** Begin Input records **

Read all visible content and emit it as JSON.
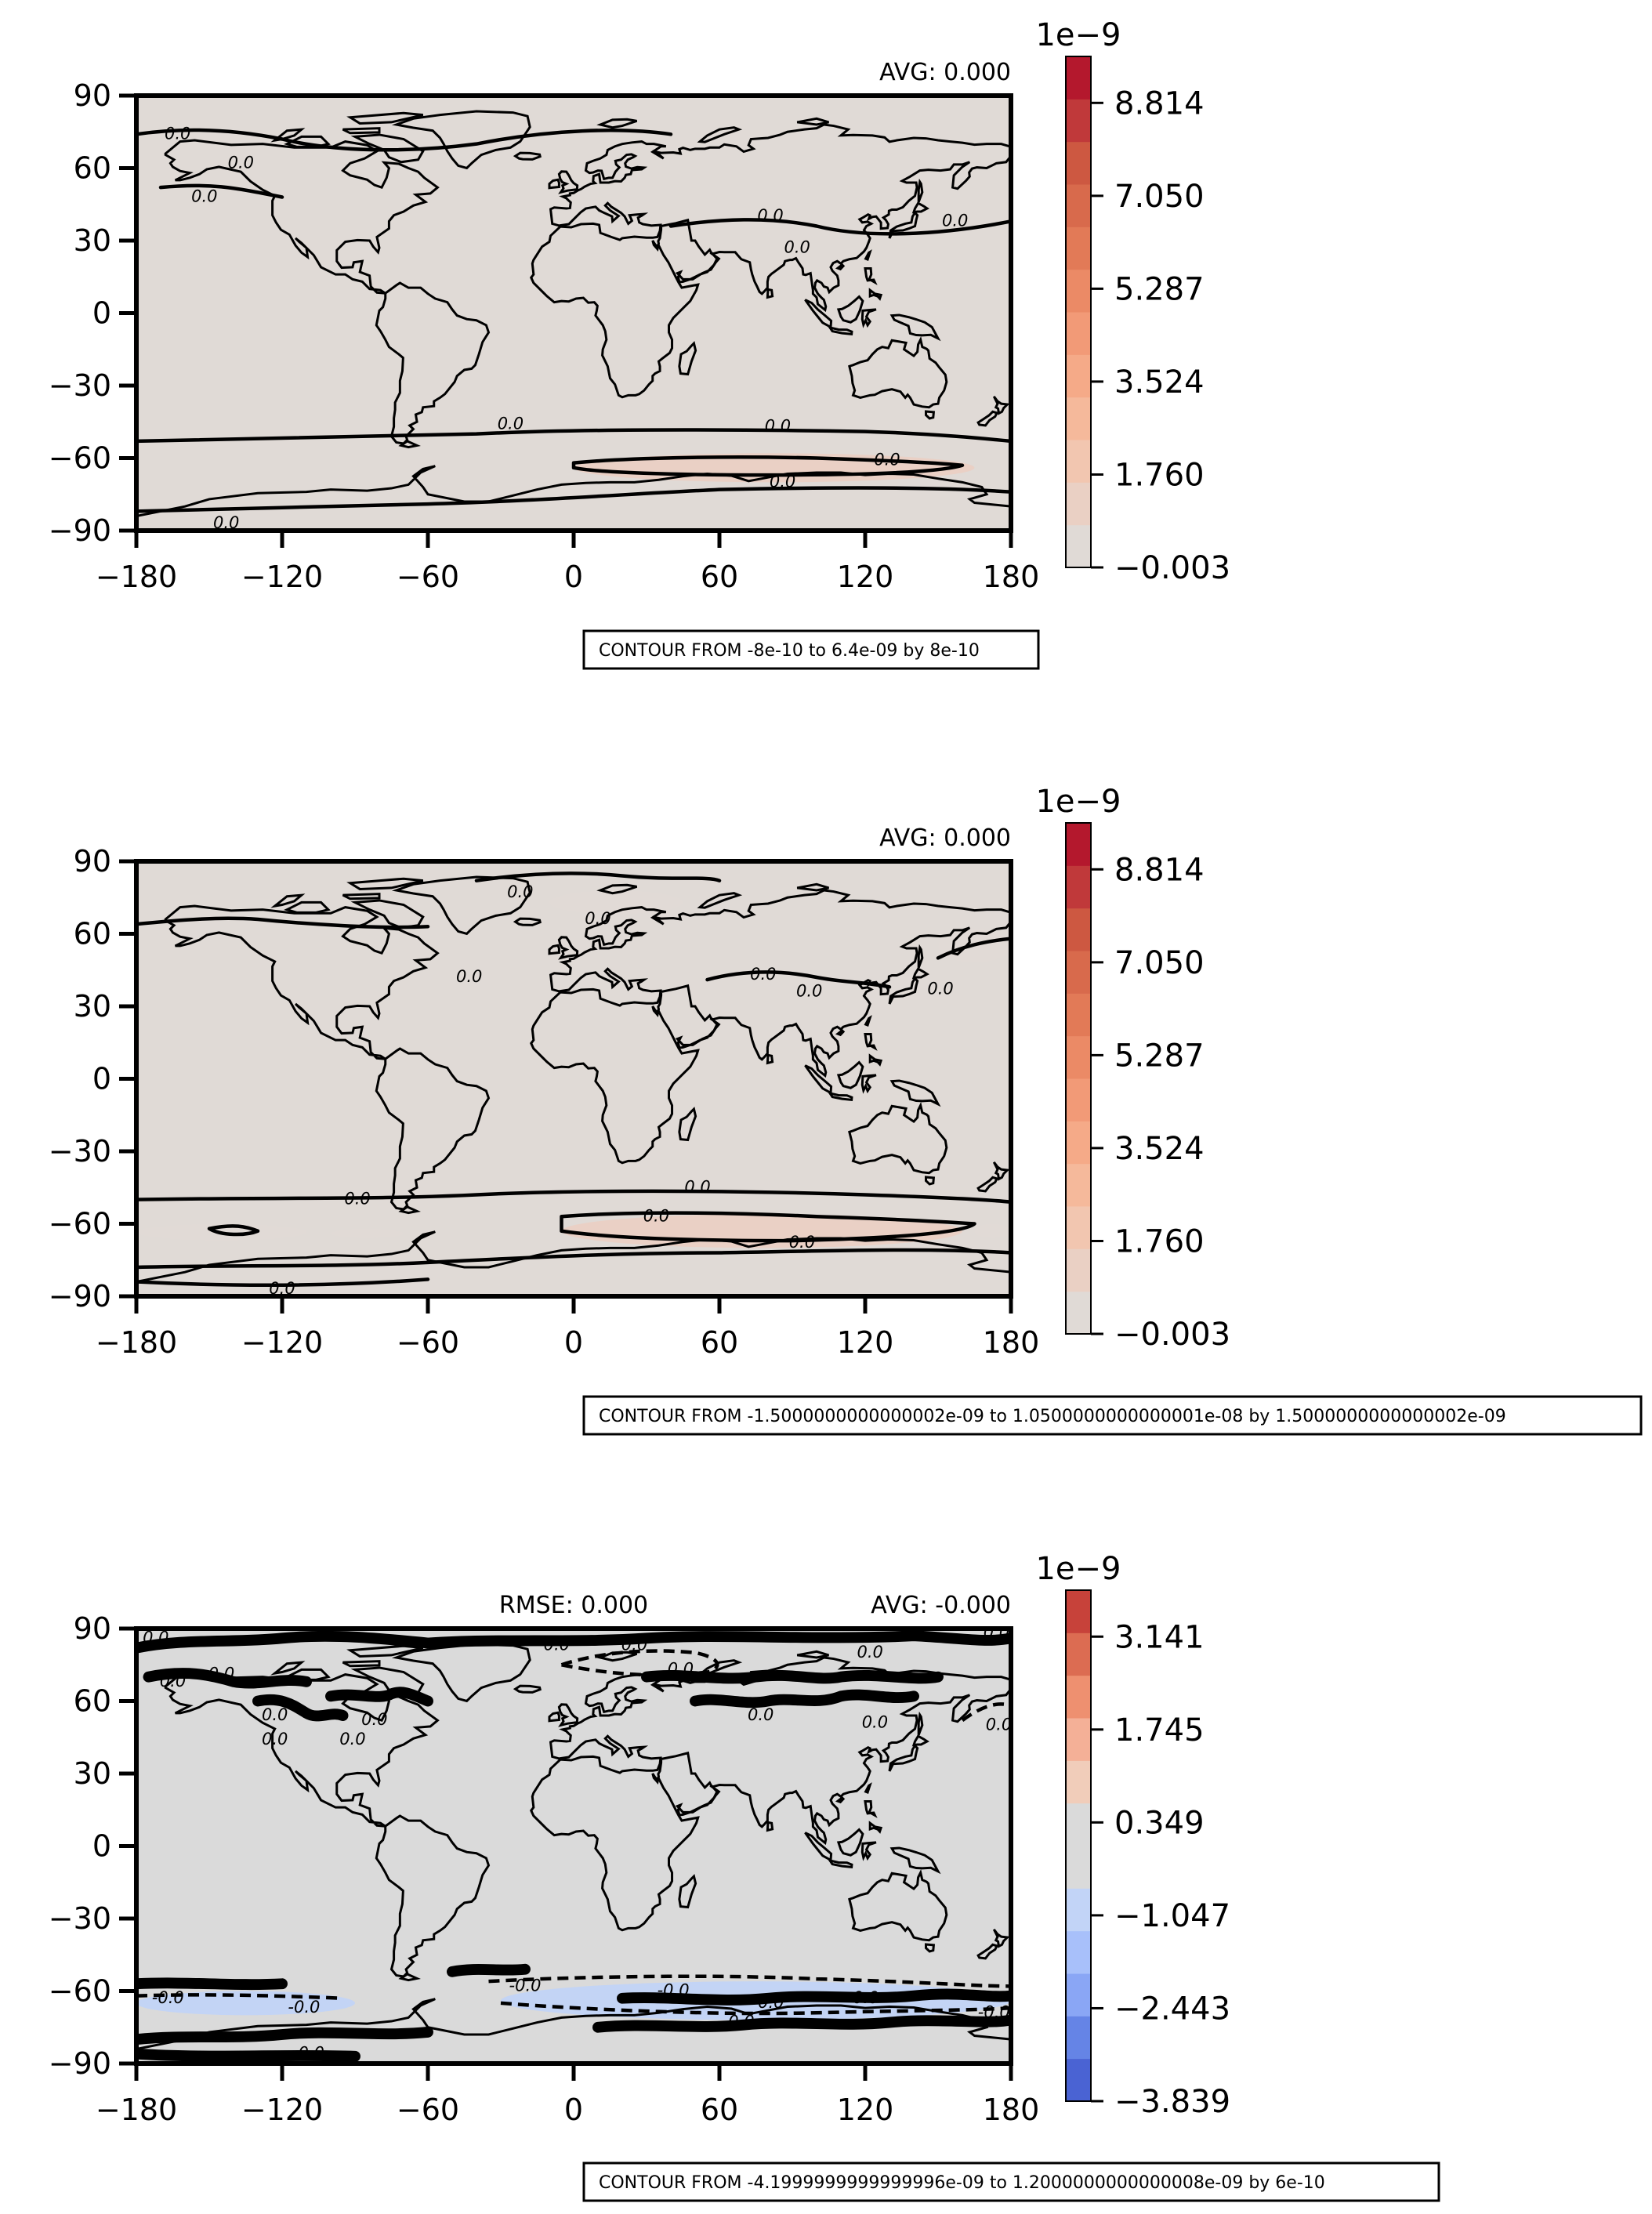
{
  "chart_data": [
    {
      "type": "heatmap",
      "x_ticks": [
        -180,
        -120,
        -60,
        0,
        60,
        120,
        180
      ],
      "y_ticks": [
        90,
        60,
        30,
        0,
        -30,
        -60,
        -90
      ],
      "xlim": [
        -180,
        180
      ],
      "ylim": [
        -90,
        90
      ],
      "stats": {
        "left": "",
        "right": "AVG: 0.000"
      },
      "colorbar": {
        "exponent": "1e−9",
        "range": [
          -0.003,
          9.696
        ],
        "tick_values": [
          -0.003,
          1.76,
          3.524,
          5.287,
          7.05,
          8.814
        ],
        "tick_labels": [
          "−0.003",
          "1.760",
          "3.524",
          "5.287",
          "7.050",
          "8.814"
        ],
        "colors": [
          "#e0dad6",
          "#ead0c4",
          "#f2c6b0",
          "#f5b99b",
          "#f5aa88",
          "#f29a77",
          "#eb8a66",
          "#e27a57",
          "#d86a4c",
          "#cd5841",
          "#c0393a",
          "#b4182d"
        ]
      },
      "regions": [
        {
          "lon": [
            0,
            165
          ],
          "lat": [
            -70,
            -58
          ],
          "level": 0.9
        }
      ],
      "contour_labels": [
        {
          "lon": -163,
          "lat": 74,
          "text": "0.0"
        },
        {
          "lon": -137,
          "lat": 62,
          "text": "0.0"
        },
        {
          "lon": -152,
          "lat": 48,
          "text": "0.0"
        },
        {
          "lon": 81,
          "lat": 40,
          "text": "0.0"
        },
        {
          "lon": 92,
          "lat": 27,
          "text": "0.0"
        },
        {
          "lon": 157,
          "lat": 38,
          "text": "0.0"
        },
        {
          "lon": -26,
          "lat": -46,
          "text": "0.0"
        },
        {
          "lon": 84,
          "lat": -47,
          "text": "0.0"
        },
        {
          "lon": 129,
          "lat": -61,
          "text": "0.0"
        },
        {
          "lon": 86,
          "lat": -70,
          "text": "0.0"
        },
        {
          "lon": -143,
          "lat": -87,
          "text": "0.0"
        }
      ],
      "note": "CONTOUR FROM -8e-10 to 6.4e-09 by 8e-10"
    },
    {
      "type": "heatmap",
      "x_ticks": [
        -180,
        -120,
        -60,
        0,
        60,
        120,
        180
      ],
      "y_ticks": [
        90,
        60,
        30,
        0,
        -30,
        -60,
        -90
      ],
      "xlim": [
        -180,
        180
      ],
      "ylim": [
        -90,
        90
      ],
      "stats": {
        "left": "",
        "right": "AVG: 0.000"
      },
      "colorbar": {
        "exponent": "1e−9",
        "range": [
          -0.003,
          9.696
        ],
        "tick_values": [
          -0.003,
          1.76,
          3.524,
          5.287,
          7.05,
          8.814
        ],
        "tick_labels": [
          "−0.003",
          "1.760",
          "3.524",
          "5.287",
          "7.050",
          "8.814"
        ],
        "colors": [
          "#e0dad6",
          "#ead0c4",
          "#f2c6b0",
          "#f5b99b",
          "#f5aa88",
          "#f29a77",
          "#eb8a66",
          "#e27a57",
          "#d86a4c",
          "#cd5841",
          "#c0393a",
          "#b4182d"
        ]
      },
      "regions": [
        {
          "lon": [
            -10,
            45
          ],
          "lat": [
            68,
            78
          ],
          "level": 0.6
        },
        {
          "lon": 100,
          "lat": [],
          "level": 0
        },
        {
          "lon": [
            -180,
            -110
          ],
          "lat": [
            -67,
            -60
          ],
          "level": 0.7
        },
        {
          "lon": [
            -100,
            -70
          ],
          "lat": [
            -66,
            -62
          ],
          "level": 0.5
        },
        {
          "lon": [
            -5,
            160
          ],
          "lat": [
            -70,
            -56
          ],
          "level": 1.3
        },
        {
          "lon": [
            165,
            180
          ],
          "lat": [
            -66,
            -60
          ],
          "level": 0.7
        },
        {
          "lon": [
            150,
            180
          ],
          "lat": [
            48,
            62
          ],
          "level": 0.4
        }
      ],
      "contour_labels": [
        {
          "lon": -22,
          "lat": 77,
          "text": "0.0"
        },
        {
          "lon": 10,
          "lat": 66,
          "text": "0.0"
        },
        {
          "lon": -43,
          "lat": 42,
          "text": "0.0"
        },
        {
          "lon": 78,
          "lat": 43,
          "text": "0.0"
        },
        {
          "lon": 97,
          "lat": 36,
          "text": "0.0"
        },
        {
          "lon": 151,
          "lat": 37,
          "text": "0.0"
        },
        {
          "lon": -89,
          "lat": -50,
          "text": "0.0"
        },
        {
          "lon": 51,
          "lat": -45,
          "text": "0.0"
        },
        {
          "lon": 34,
          "lat": -57,
          "text": "0.0"
        },
        {
          "lon": 94,
          "lat": -68,
          "text": "0.0"
        },
        {
          "lon": -120,
          "lat": -87,
          "text": "0.0"
        }
      ],
      "note": "CONTOUR FROM -1.5000000000000002e-09 to 1.0500000000000001e-08 by 1.5000000000000002e-09"
    },
    {
      "type": "heatmap",
      "x_ticks": [
        -180,
        -120,
        -60,
        0,
        60,
        120,
        180
      ],
      "y_ticks": [
        90,
        60,
        30,
        0,
        -30,
        -60,
        -90
      ],
      "xlim": [
        -180,
        180
      ],
      "ylim": [
        -90,
        90
      ],
      "stats": {
        "left": "RMSE: 0.000",
        "right": "AVG: -0.000"
      },
      "colorbar": {
        "exponent": "1e−9",
        "range": [
          -3.839,
          3.839
        ],
        "tick_values": [
          -3.839,
          -2.443,
          -1.047,
          0.349,
          1.745,
          3.141
        ],
        "tick_labels": [
          "−3.839",
          "−2.443",
          "−1.047",
          "0.349",
          "1.745",
          "3.141"
        ],
        "colors": [
          "#4a63d3",
          "#6584e6",
          "#8aa6f5",
          "#a8c0fa",
          "#c2d4f7",
          "#dadada",
          "#dadada",
          "#f1cdba",
          "#f4b097",
          "#ee9070",
          "#dc6c52",
          "#c7423a"
        ]
      },
      "regions": [
        {
          "lon": [
            -180,
            -170
          ],
          "lat": [
            50,
            62
          ],
          "level": -0.5
        },
        {
          "lon": [
            -10,
            60
          ],
          "lat": [
            68,
            80
          ],
          "level": -0.6
        },
        {
          "lon": [
            160,
            180
          ],
          "lat": [
            48,
            62
          ],
          "level": -0.6
        },
        {
          "lon": [
            -180,
            -90
          ],
          "lat": [
            -70,
            -60
          ],
          "level": -0.7
        },
        {
          "lon": [
            -30,
            180
          ],
          "lat": [
            -72,
            -56
          ],
          "level": -0.8
        }
      ],
      "contour_labels": [
        {
          "lon": -172,
          "lat": 86,
          "text": "0.0"
        },
        {
          "lon": -145,
          "lat": 71,
          "text": "0.0"
        },
        {
          "lon": -165,
          "lat": 68,
          "text": "0.0"
        },
        {
          "lon": -123,
          "lat": 54,
          "text": "0.0"
        },
        {
          "lon": -82,
          "lat": 52,
          "text": "0.0"
        },
        {
          "lon": -91,
          "lat": 44,
          "text": "0.0"
        },
        {
          "lon": -123,
          "lat": 44,
          "text": "0.0"
        },
        {
          "lon": -7,
          "lat": 83,
          "text": "0.0"
        },
        {
          "lon": 25,
          "lat": 83,
          "text": "0.0"
        },
        {
          "lon": 44,
          "lat": 73,
          "text": "0.0"
        },
        {
          "lon": 77,
          "lat": 54,
          "text": "0.0"
        },
        {
          "lon": 122,
          "lat": 80,
          "text": "0.0"
        },
        {
          "lon": 124,
          "lat": 51,
          "text": "0.0"
        },
        {
          "lon": 174,
          "lat": 88,
          "text": "0.0"
        },
        {
          "lon": 175,
          "lat": 50,
          "text": "0.0"
        },
        {
          "lon": -167,
          "lat": -63,
          "text": "-0.0"
        },
        {
          "lon": -111,
          "lat": -67,
          "text": "-0.0"
        },
        {
          "lon": -20,
          "lat": -58,
          "text": "-0.0"
        },
        {
          "lon": 41,
          "lat": -60,
          "text": "-0.0"
        },
        {
          "lon": 80,
          "lat": -65,
          "text": "-0.0"
        },
        {
          "lon": 69,
          "lat": -73,
          "text": "0.0"
        },
        {
          "lon": 119,
          "lat": -63,
          "text": "-0.0"
        },
        {
          "lon": 173,
          "lat": -69,
          "text": "-0.0"
        },
        {
          "lon": -108,
          "lat": -86,
          "text": "0.0"
        }
      ],
      "note": "CONTOUR FROM -4.1999999999999996e-09 to 1.2000000000000008e-09 by 6e-10"
    }
  ]
}
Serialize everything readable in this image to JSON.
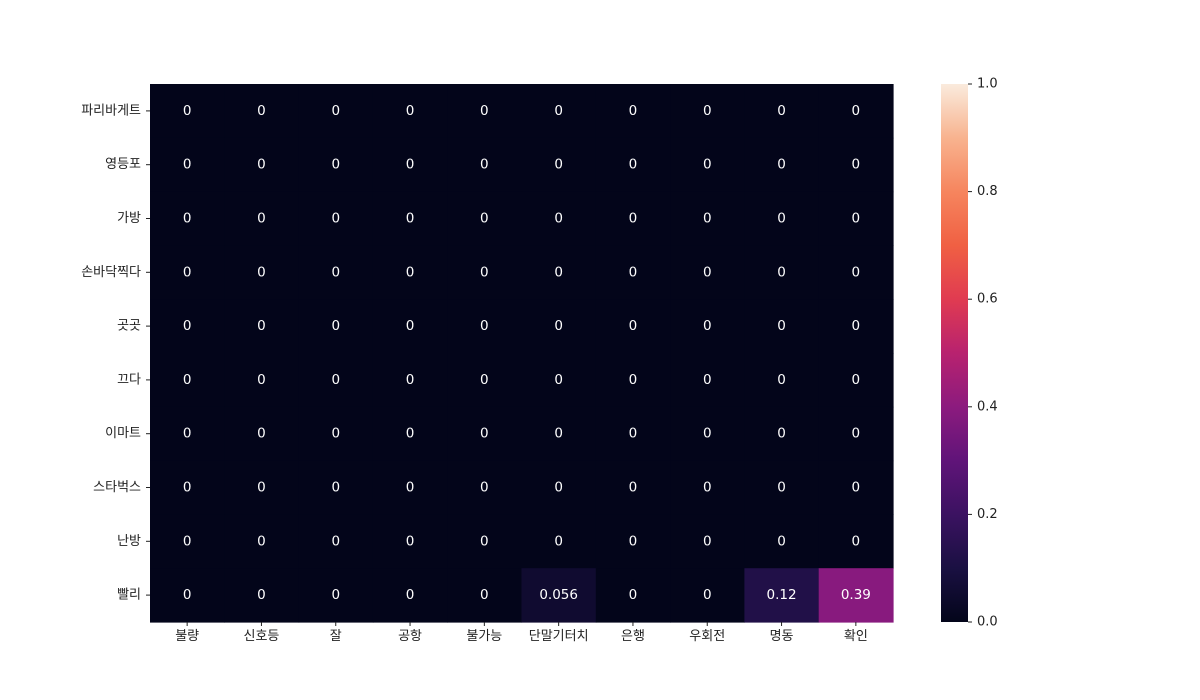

** End Input records **

Which lines hold the word "JSON"? Copy all of them.

Response for this exercise |
Read all visible content and emit it as JSON.
Serialize everything readable in this image to JSON.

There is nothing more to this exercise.